** START **

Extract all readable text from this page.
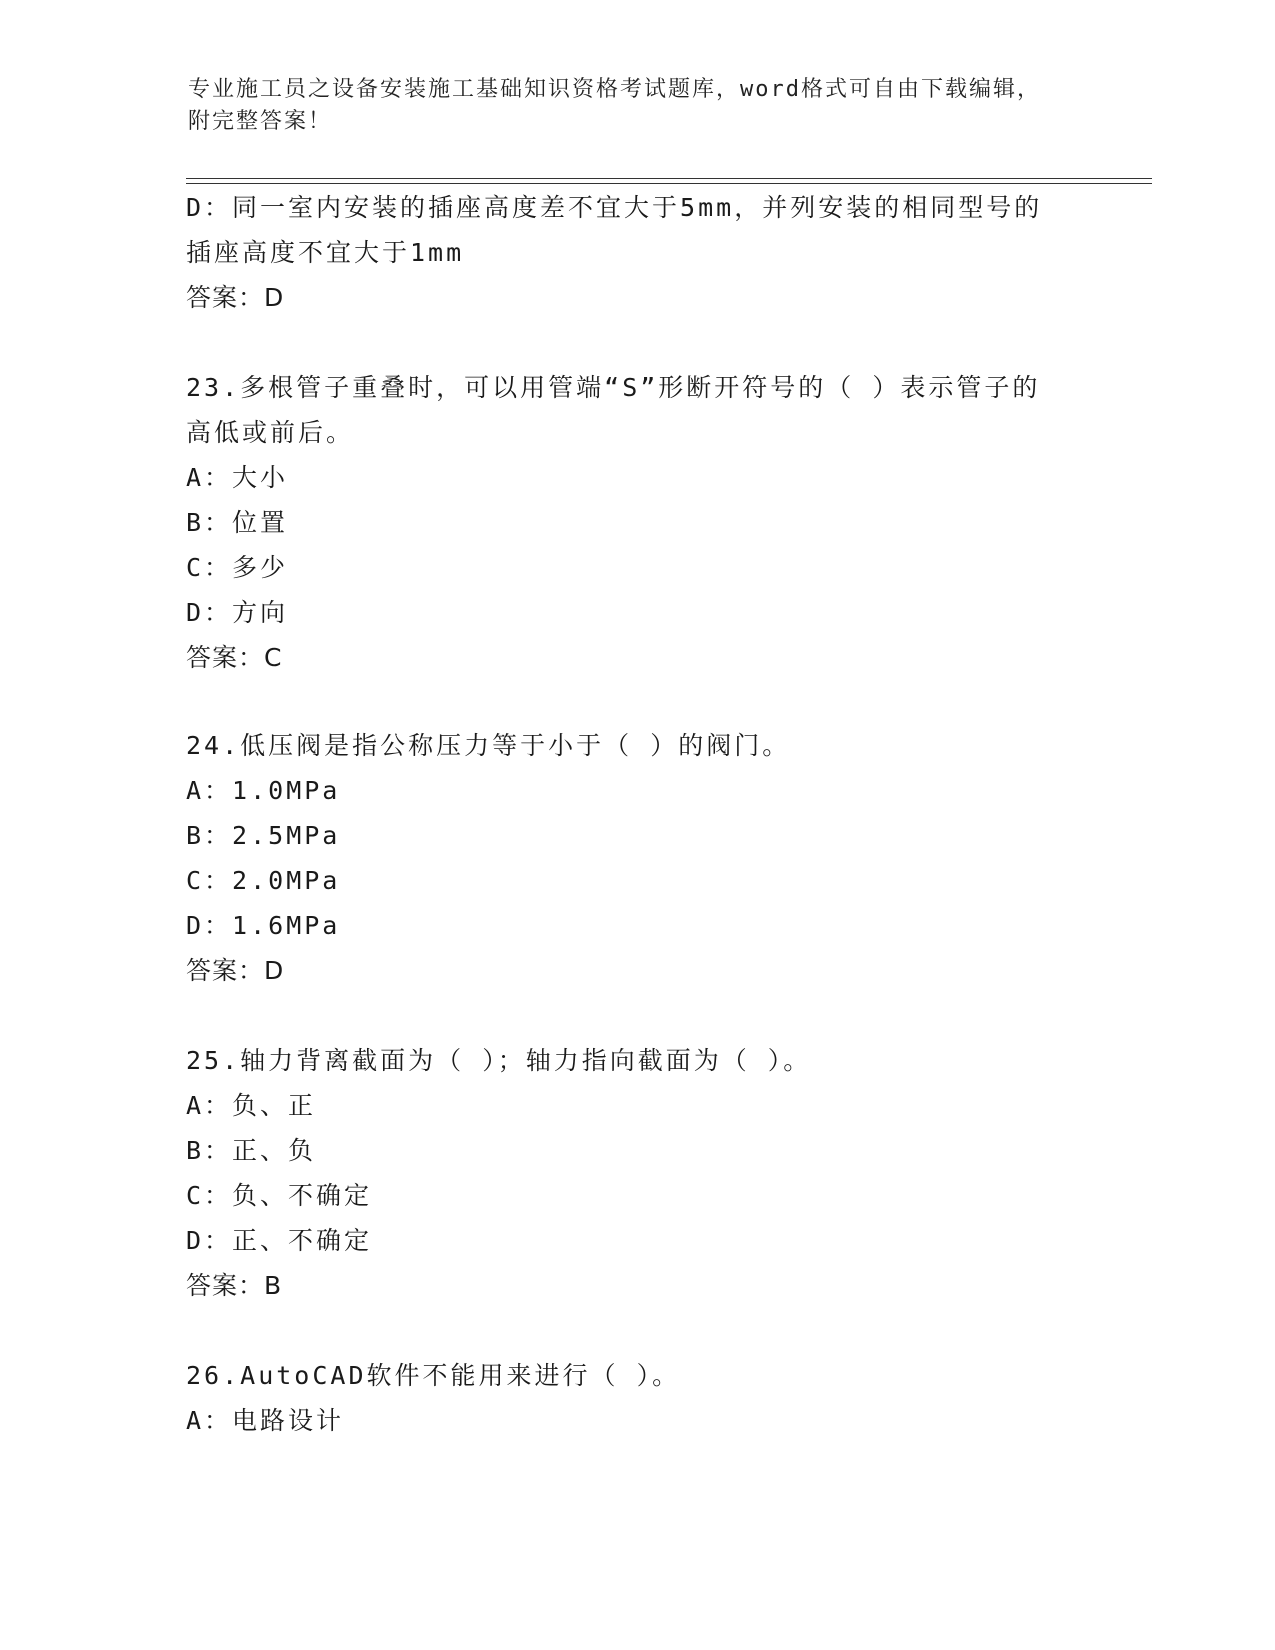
专业施工员之设备安装施工基础知识资格考试题库，word格式可自由下载编辑，
附完整答案！
D：同一室内安装的插座高度差不宜大于5mm，并列安装的相同型号的
插座高度不宜大于1mm
答案：D
23.多根管子重叠时，可以用管端“S”形断开符号的（ ）表示管子的
高低或前后。
A：大小
B：位置
C：多少
D：方向
答案：C
24.低压阀是指公称压力等于小于（ ）的阀门。
A：1.0MPa
B：2.5MPa
C：2.0MPa
D：1.6MPa
答案：D
25.轴力背离截面为（ ）；轴力指向截面为（ ）。
A：负、正
B：正、负
C：负、不确定
D：正、不确定
答案：B
26.AutoCAD软件不能用来进行（ ）。
A：电路设计
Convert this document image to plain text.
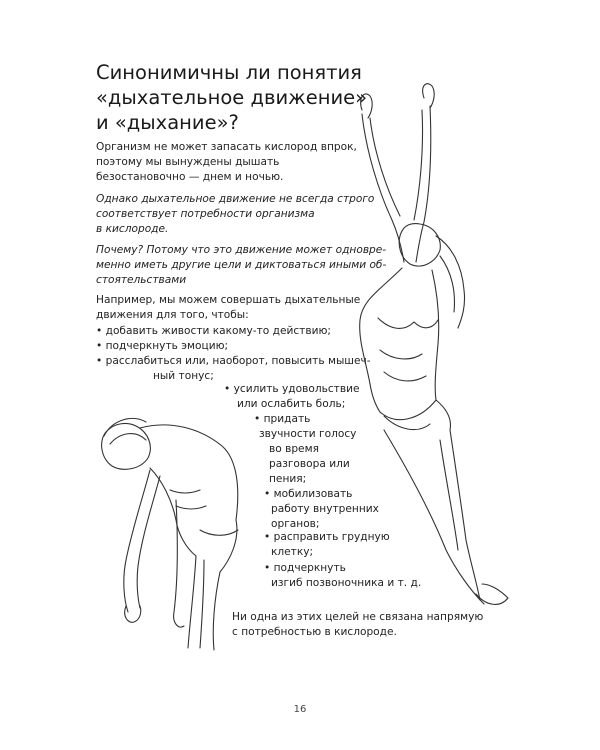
Синонимичны ли понятия
«дыхательное движение»
и «дыхание»?

Организм не может запасать кислород впрок,
поэтому мы вынуждены дышать
безостановочно — днем и ночью.

Однако дыхательное движение не всегда строго
соответствует потребности организма
в кислороде.

Почему? Потому что это движение может одновре-
менно иметь другие цели и диктоваться иными об-
стоятельствами

Например, мы можем совершать дыхательные
движения для того, чтобы:

• добавить живости какому-то действию;
• подчеркнуть эмоцию;
• расслабиться или, наоборот, повысить мышеч-
ный тонус;

• усилить удовольствие
или ослабить боль;

• придать
звучности голосу
во время
разговора или
пения;

• мобилизовать
работу внутренних
органов;

• расправить грудную
клетку;

• подчеркнуть
изгиб позвоночника и т. д.

Ни одна из этих целей не связана напрямую
с потребностью в кислороде.

16
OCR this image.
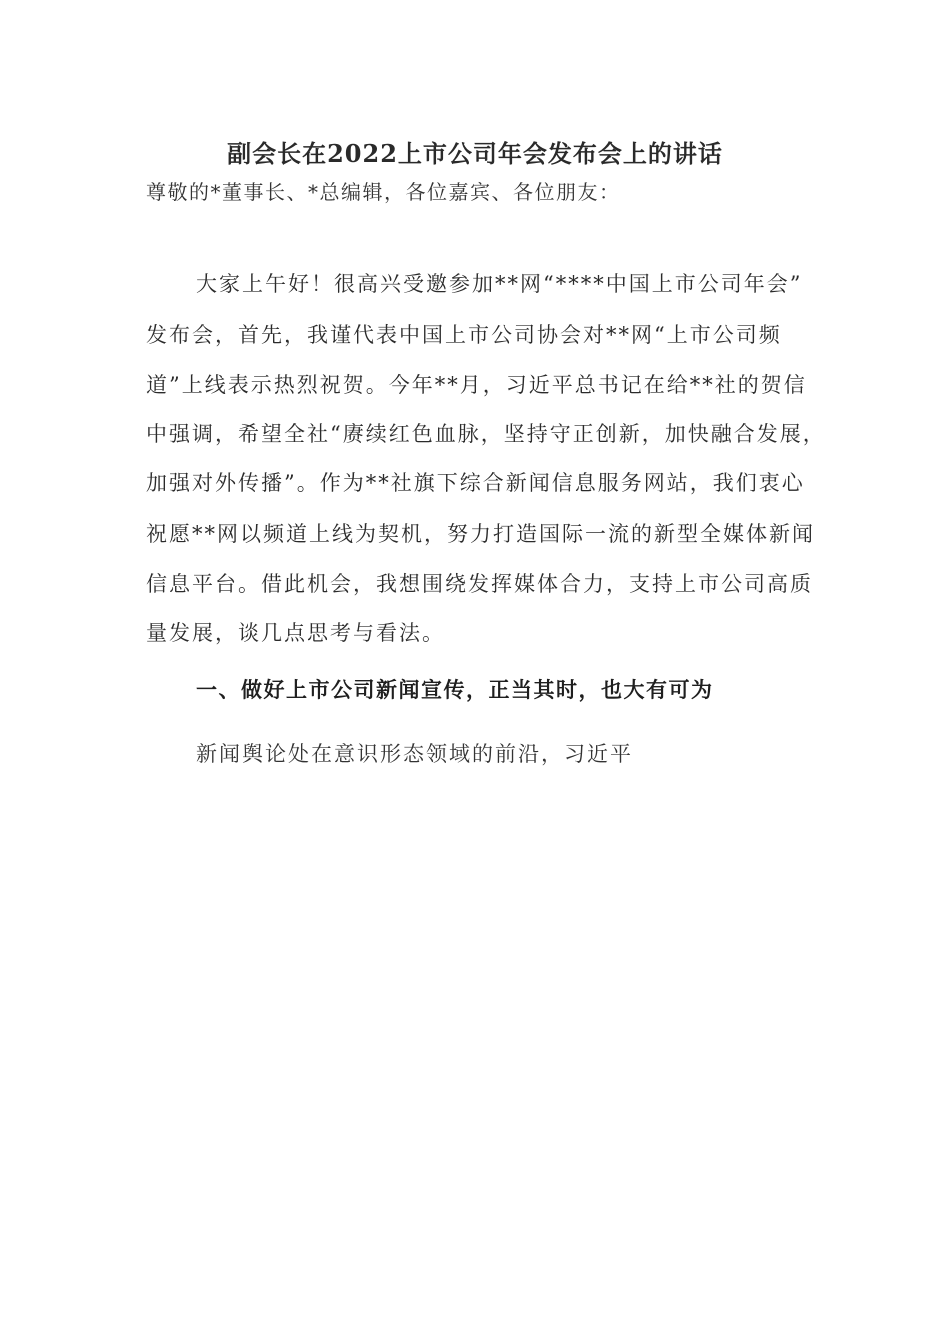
副会长在2022上市公司年会发布会上的讲话
尊敬的*董事长、*总编辑，各位嘉宾、各位朋友：
大家上午好！很高兴受邀参加**网“****中国上市公司年会”
发布会，首先，我谨代表中国上市公司协会对**网“上市公司频
道”上线表示热烈祝贺。今年**月，习近平总书记在给**社的贺信
中强调，希望全社“赓续红色血脉，坚持守正创新，加快融合发展，
加强对外传播”。作为**社旗下综合新闻信息服务网站，我们衷心
祝愿**网以频道上线为契机，努力打造国际一流的新型全媒体新闻
信息平台。借此机会，我想围绕发挥媒体合力，支持上市公司高质
量发展，谈几点思考与看法。
一、做好上市公司新闻宣传，正当其时，也大有可为
新闻舆论处在意识形态领域的前沿，习近平
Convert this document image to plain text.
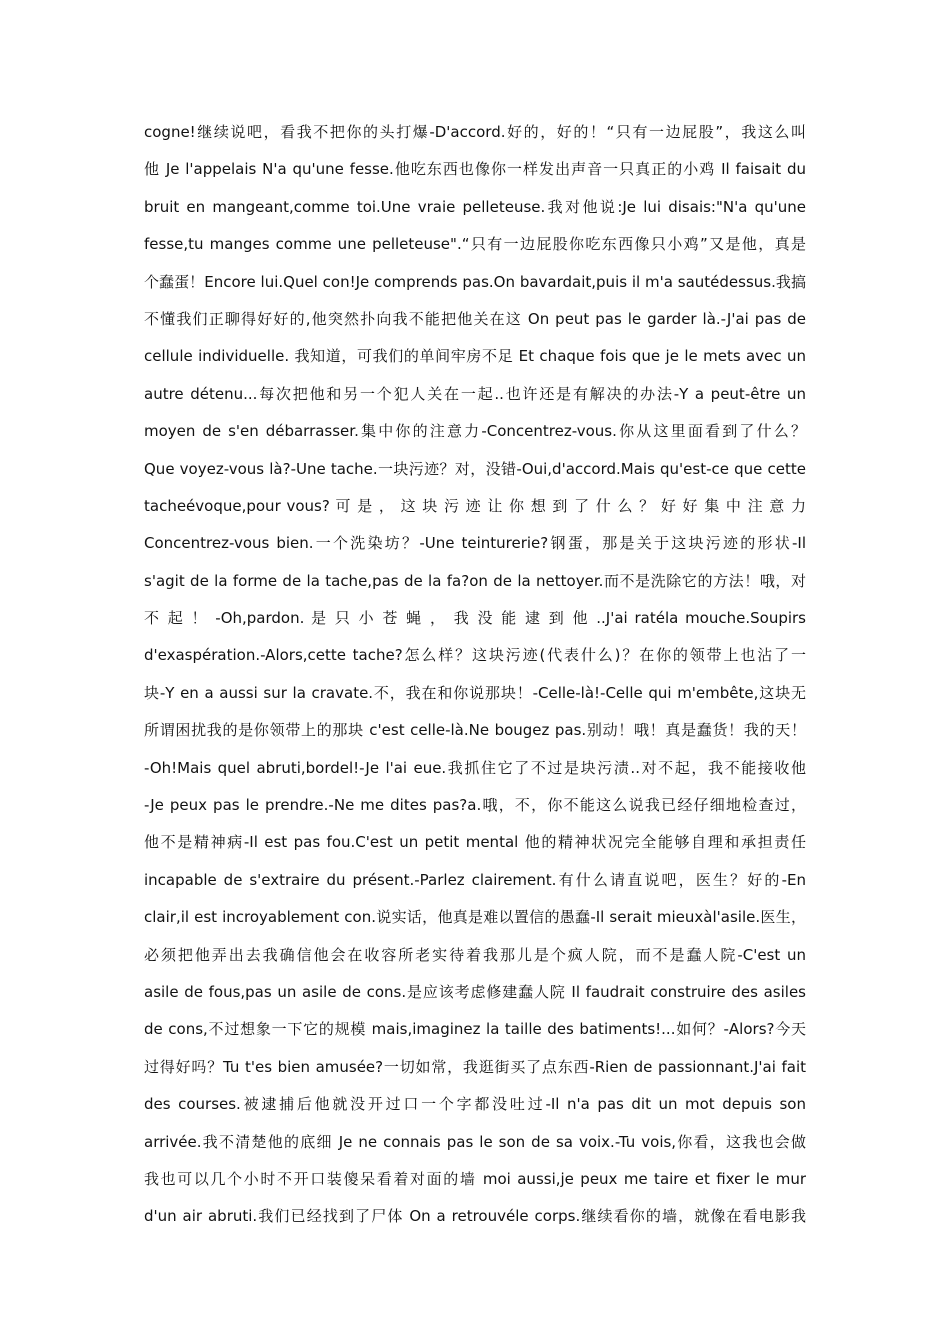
cogne!继续说吧，看我不把你的头打爆-D'accord.好的，好的！“只有一边屁股”，我这么叫
他 Je l'appelais N'a qu'une fesse.他吃东西也像你一样发出声音一只真正的小鸡 Il faisait du
bruit en mangeant,comme toi.Une vraie pelleteuse.我对他说:Je lui disais:"N'a qu'une
fesse,tu manges comme une pelleteuse".“只有一边屁股你吃东西像只小鸡”又是他，真是
个蠢蛋！Encore lui.Quel con!Je comprends pas.On bavardait,puis il m'a sautédessus.我搞
不懂我们正聊得好好的,他突然扑向我不能把他关在这 On peut pas le garder là.-J'ai pas de
cellule individuelle. 我知道，可我们的单间牢房不足 Et chaque fois que je le mets avec un
autre détenu...每次把他和另一个犯人关在一起..也许还是有解决的办法-Y a peut-être un
moyen de s'en débarrasser.集中你的注意力-Concentrez-vous.你从这里面看到了什么？
Que voyez-vous là?-Une tache.一块污迹？对，没错-Oui,d'accord.Mais qu'est-ce que cette
tacheévoque,pour vous? 可 是 ， 这 块 污 迹 让 你 想 到 了 什 么 ？ 好 好 集 中 注 意 力
Concentrez-vous bien.一个洗染坊？-Une teinturerie?钢蛋，那是关于这块污迹的形状-Il
s'agit de la forme de la tache,pas de la fa?on de la nettoyer.而不是洗除它的方法！哦，对
不 起 ！ -Oh,pardon. 是 只 小 苍 蝇 ， 我 没 能 逮 到 他 ..J'ai ratéla mouche.Soupirs
d'exaspération.-Alors,cette tache?怎么样？这块污迹(代表什么)？在你的领带上也沾了一
块-Y en a aussi sur la cravate.不，我在和你说那块！-Celle-là!-Celle qui m'embête,这块无
所谓困扰我的是你领带上的那块 c'est celle-là.Ne bougez pas.别动！哦！真是蠢货！我的天！
-Oh!Mais quel abruti,bordel!-Je l'ai eue.我抓住它了不过是块污渍..对不起，我不能接收他
-Je peux pas le prendre.-Ne me dites pas?a.哦，不，你不能这么说我已经仔细地检查过，
他不是精神病-Il est pas fou.C'est un petit mental 他的精神状况完全能够自理和承担责任
incapable de s'extraire du présent.-Parlez clairement.有什么请直说吧，医生？好的-En
clair,il est incroyablement con.说实话，他真是难以置信的愚蠢-Il serait mieuxàl'asile.医生，
必须把他弄出去我确信他会在收容所老实待着我那儿是个疯人院，而不是蠢人院-C'est un
asile de fous,pas un asile de cons.是应该考虑修建蠢人院 Il faudrait construire des asiles
de cons,不过想象一下它的规模 mais,imaginez la taille des batiments!...如何？-Alors?今天
过得好吗？Tu t'es bien amusée?一切如常，我逛街买了点东西-Rien de passionnant.J'ai fait
des courses.被逮捕后他就没开过口一个字都没吐过-Il n'a pas dit un mot depuis son
arrivée.我不清楚他的底细 Je ne connais pas le son de sa voix.-Tu vois,你看，这我也会做
我也可以几个小时不开口装傻呆看着对面的墙 moi aussi,je peux me taire et fixer le mur
d'un air abruti.我们已经找到了尸体 On a retrouvéle corps.继续看你的墙，就像在看电影我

** END **

_Problem to work on_. Set the data above down again exactly as given, with no pictures.

_Written answer_.
Extract all readable text from this page.
专业施工员之设备安装施工基础知识资格考试题库，word格式可自由下载编辑，
附完整答案！
D：同一室内安装的插座高度差不宜大于5mm，并列安装的相同型号的
插座高度不宜大于1mm
答案：D
23.多根管子重叠时，可以用管端“S”形断开符号的（ ）表示管子的
高低或前后。
A：大小
B：位置
C：多少
D：方向
答案：C
24.低压阀是指公称压力等于小于（ ）的阀门。
A：1.0MPa
B：2.5MPa
C：2.0MPa
D：1.6MPa
答案：D
25.轴力背离截面为（ ）；轴力指向截面为（ ）。
A：负、正
B：正、负
C：负、不确定
D：正、不确定
答案：B
26.AutoCAD软件不能用来进行（ ）。
A：电路设计
Convert this document image to plain text.
Синонимичны ли понятия
«дыхательное движение»
и «дыхание»?

Организм не может запасать кислород впрок,
поэтому мы вынуждены дышать
безостановочно — днем и ночью.

Однако дыхательное движение не всегда строго
соответствует потребности организма
в кислороде.

Почему? Потому что это движение может одновре-
менно иметь другие цели и диктоваться иными об-
стоятельствами

Например, мы можем совершать дыхательные
движения для того, чтобы:

• добавить живости какому-то действию;
• подчеркнуть эмоцию;
• расслабиться или, наоборот, повысить мышеч-
ный тонус;

• усилить удовольствие
или ослабить боль;

• придать
звучности голосу
во время
разговора или
пения;

• мобилизовать
работу внутренних
органов;

• расправить грудную
клетку;

• подчеркнуть
изгиб позвоночника и т. д.

Ни одна из этих целей не связана напрямую
с потребностью в кислороде.

16
OCR this image.
副会长在2022上市公司年会发布会上的讲话
尊敬的*董事长、*总编辑，各位嘉宾、各位朋友：
大家上午好！很高兴受邀参加**网“****中国上市公司年会”
发布会，首先，我谨代表中国上市公司协会对**网“上市公司频
道”上线表示热烈祝贺。今年**月，习近平总书记在给**社的贺信
中强调，希望全社“赓续红色血脉，坚持守正创新，加快融合发展，
加强对外传播”。作为**社旗下综合新闻信息服务网站，我们衷心
祝愿**网以频道上线为契机，努力打造国际一流的新型全媒体新闻
信息平台。借此机会，我想围绕发挥媒体合力，支持上市公司高质
量发展，谈几点思考与看法。
一、做好上市公司新闻宣传，正当其时，也大有可为
新闻舆论处在意识形态领域的前沿，习近平
Convert this document image to plain text.
cogne!继续说吧，看我不把你的头打爆-D'accord.好的，好的！“只有一边屁股”，我这么叫
他 Je l'appelais N'a qu'une fesse.他吃东西也像你一样发出声音一只真正的小鸡 Il faisait du
bruit en mangeant,comme toi.Une vraie pelleteuse.我对他说:Je lui disais:"N'a qu'une
fesse,tu manges comme une pelleteuse".“只有一边屁股你吃东西像只小鸡”又是他，真是
个蠢蛋！Encore lui.Quel con!Je comprends pas.On bavardait,puis il m'a sautédessus.我搞
不懂我们正聊得好好的,他突然扑向我不能把他关在这 On peut pas le garder là.-J'ai pas de
cellule individuelle. 我知道，可我们的单间牢房不足 Et chaque fois que je le mets avec un
autre détenu...每次把他和另一个犯人关在一起..也许还是有解决的办法-Y a peut-être un
moyen de s'en débarrasser.集中你的注意力-Concentrez-vous.你从这里面看到了什么？
Que voyez-vous là?-Une tache.一块污迹？对，没错-Oui,d'accord.Mais qu'est-ce que cette
tacheévoque,pour vous? 可 是 ， 这 块 污 迹 让 你 想 到 了 什 么 ？ 好 好 集 中 注 意 力
Concentrez-vous bien.一个洗染坊？-Une teinturerie?钢蛋，那是关于这块污迹的形状-Il
s'agit de la forme de la tache,pas de la fa?on de la nettoyer.而不是洗除它的方法！哦，对
不 起 ！ -Oh,pardon. 是 只 小 苍 蝇 ， 我 没 能 逮 到 他 ..J'ai ratéla mouche.Soupirs
d'exaspération.-Alors,cette tache?怎么样？这块污迹(代表什么)？在你的领带上也沾了一
块-Y en a aussi sur la cravate.不，我在和你说那块！-Celle-là!-Celle qui m'embête,这块无
所谓困扰我的是你领带上的那块 c'est celle-là.Ne bougez pas.别动！哦！真是蠢货！我的天！
-Oh!Mais quel abruti,bordel!-Je l'ai eue.我抓住它了不过是块污渍..对不起，我不能接收他
-Je peux pas le prendre.-Ne me dites pas?a.哦，不，你不能这么说我已经仔细地检查过，
他不是精神病-Il est pas fou.C'est un petit mental 他的精神状况完全能够自理和承担责任
incapable de s'extraire du présent.-Parlez clairement.有什么请直说吧，医生？好的-En
clair,il est incroyablement con.说实话，他真是难以置信的愚蠢-Il serait mieuxàl'asile.医生，
必须把他弄出去我确信他会在收容所老实待着我那儿是个疯人院，而不是蠢人院-C'est un
asile de fous,pas un asile de cons.是应该考虑修建蠢人院 Il faudrait construire des asiles
de cons,不过想象一下它的规模 mais,imaginez la taille des batiments!...如何？-Alors?今天
过得好吗？Tu t'es bien amusée?一切如常，我逛街买了点东西-Rien de passionnant.J'ai fait
des courses.被逮捕后他就没开过口一个字都没吐过-Il n'a pas dit un mot depuis son
arrivée.我不清楚他的底细 Je ne connais pas le son de sa voix.-Tu vois,你看，这我也会做
我也可以几个小时不开口装傻呆看着对面的墙 moi aussi,je peux me taire et fixer le mur
d'un air abruti.我们已经找到了尸体 On a retrouvéle corps.继续看你的墙，就像在看电影我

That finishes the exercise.